(WRITTEN INSTRUCTION): Give the data again, word for word.

(EXTRACTED RECORDS):
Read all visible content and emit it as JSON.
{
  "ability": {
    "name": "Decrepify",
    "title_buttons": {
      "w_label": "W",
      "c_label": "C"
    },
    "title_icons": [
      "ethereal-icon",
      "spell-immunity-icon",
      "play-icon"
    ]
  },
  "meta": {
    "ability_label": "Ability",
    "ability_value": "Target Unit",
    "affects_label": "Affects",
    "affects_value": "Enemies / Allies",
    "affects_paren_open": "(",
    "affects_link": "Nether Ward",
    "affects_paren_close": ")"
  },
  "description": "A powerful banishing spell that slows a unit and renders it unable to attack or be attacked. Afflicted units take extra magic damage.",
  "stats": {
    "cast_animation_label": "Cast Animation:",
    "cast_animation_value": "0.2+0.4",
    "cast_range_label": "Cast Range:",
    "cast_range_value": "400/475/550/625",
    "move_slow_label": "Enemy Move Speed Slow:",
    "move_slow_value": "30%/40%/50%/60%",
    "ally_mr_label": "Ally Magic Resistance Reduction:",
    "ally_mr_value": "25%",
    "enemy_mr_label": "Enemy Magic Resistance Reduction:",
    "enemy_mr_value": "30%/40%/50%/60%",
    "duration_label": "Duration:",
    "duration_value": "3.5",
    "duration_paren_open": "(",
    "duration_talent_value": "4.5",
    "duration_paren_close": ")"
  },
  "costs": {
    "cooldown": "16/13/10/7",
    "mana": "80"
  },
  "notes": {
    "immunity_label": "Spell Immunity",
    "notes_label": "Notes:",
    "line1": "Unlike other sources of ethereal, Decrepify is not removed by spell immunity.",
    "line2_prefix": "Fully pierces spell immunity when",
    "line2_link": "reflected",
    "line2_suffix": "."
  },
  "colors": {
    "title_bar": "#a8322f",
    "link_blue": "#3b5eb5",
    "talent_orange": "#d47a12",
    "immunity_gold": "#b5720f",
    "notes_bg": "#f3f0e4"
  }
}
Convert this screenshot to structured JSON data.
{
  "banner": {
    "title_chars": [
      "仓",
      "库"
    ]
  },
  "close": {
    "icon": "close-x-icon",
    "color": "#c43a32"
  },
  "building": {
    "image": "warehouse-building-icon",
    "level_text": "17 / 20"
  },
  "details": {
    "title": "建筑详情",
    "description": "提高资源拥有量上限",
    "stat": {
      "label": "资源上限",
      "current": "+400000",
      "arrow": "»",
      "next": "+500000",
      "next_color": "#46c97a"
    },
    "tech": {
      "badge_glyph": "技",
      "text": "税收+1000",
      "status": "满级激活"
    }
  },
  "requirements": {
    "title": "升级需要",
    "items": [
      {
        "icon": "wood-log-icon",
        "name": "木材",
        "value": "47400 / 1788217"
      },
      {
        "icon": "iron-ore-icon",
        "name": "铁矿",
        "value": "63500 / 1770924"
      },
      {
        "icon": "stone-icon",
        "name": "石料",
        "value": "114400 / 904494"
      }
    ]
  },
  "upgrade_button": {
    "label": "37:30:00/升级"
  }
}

(CORRECT OUTPUT):
Read all visible content and emit it as JSON.
{
  "ability": {
    "name": "Decrepify",
    "title_buttons": {
      "w_label": "W",
      "c_label": "C"
    },
    "title_icons": [
      "ethereal-icon",
      "spell-immunity-icon",
      "play-icon"
    ]
  },
  "meta": {
    "ability_label": "Ability",
    "ability_value": "Target Unit",
    "affects_label": "Affects",
    "affects_value": "Enemies / Allies",
    "affects_paren_open": "(",
    "affects_link": "Nether Ward",
    "affects_paren_close": ")"
  },
  "description": "A powerful banishing spell that slows a unit and renders it unable to attack or be attacked. Afflicted units take extra magic damage.",
  "stats": {
    "cast_animation_label": "Cast Animation:",
    "cast_animation_value": "0.2+0.4",
    "cast_range_label": "Cast Range:",
    "cast_range_value": "400/475/550/625",
    "move_slow_label": "Enemy Move Speed Slow:",
    "move_slow_value": "30%/40%/50%/60%",
    "ally_mr_label": "Ally Magic Resistance Reduction:",
    "ally_mr_value": "25%",
    "enemy_mr_label": "Enemy Magic Resistance Reduction:",
    "enemy_mr_value": "30%/40%/50%/60%",
    "duration_label": "Duration:",
    "duration_value": "3.5",
    "duration_paren_open": "(",
    "duration_talent_value": "4.5",
    "duration_paren_close": ")"
  },
  "costs": {
    "cooldown": "16/13/10/7",
    "mana": "80"
  },
  "notes": {
    "immunity_label": "Spell Immunity",
    "notes_label": "Notes:",
    "line1": "Unlike other sources of ethereal, Decrepify is not removed by spell immunity.",
    "line2_prefix": "Fully pierces spell immunity when",
    "line2_link": "reflected",
    "line2_suffix": "."
  },
  "colors": {
    "title_bar": "#a8322f",
    "link_blue": "#3b5eb5",
    "talent_orange": "#d47a12",
    "immunity_gold": "#b5720f",
    "notes_bg": "#f3f0e4"
  }
}
Convert this screenshot to structured JSON data.
{
  "banner": {
    "title_chars": [
      "仓",
      "库"
    ]
  },
  "close": {
    "icon": "close-x-icon",
    "color": "#c43a32"
  },
  "building": {
    "image": "warehouse-building-icon",
    "level_text": "17 / 20"
  },
  "details": {
    "title": "建筑详情",
    "description": "提高资源拥有量上限",
    "stat": {
      "label": "资源上限",
      "current": "+400000",
      "arrow": "»",
      "next": "+500000",
      "next_color": "#46c97a"
    },
    "tech": {
      "badge_glyph": "技",
      "text": "税收+1000",
      "status": "满级激活"
    }
  },
  "requirements": {
    "title": "升级需要",
    "items": [
      {
        "icon": "wood-log-icon",
        "name": "木材",
        "value": "47400 / 1788217"
      },
      {
        "icon": "iron-ore-icon",
        "name": "铁矿",
        "value": "63500 / 1770924"
      },
      {
        "icon": "stone-icon",
        "name": "石料",
        "value": "114400 / 904494"
      }
    ]
  },
  "upgrade_button": {
    "label": "37:30:00/升级"
  }
}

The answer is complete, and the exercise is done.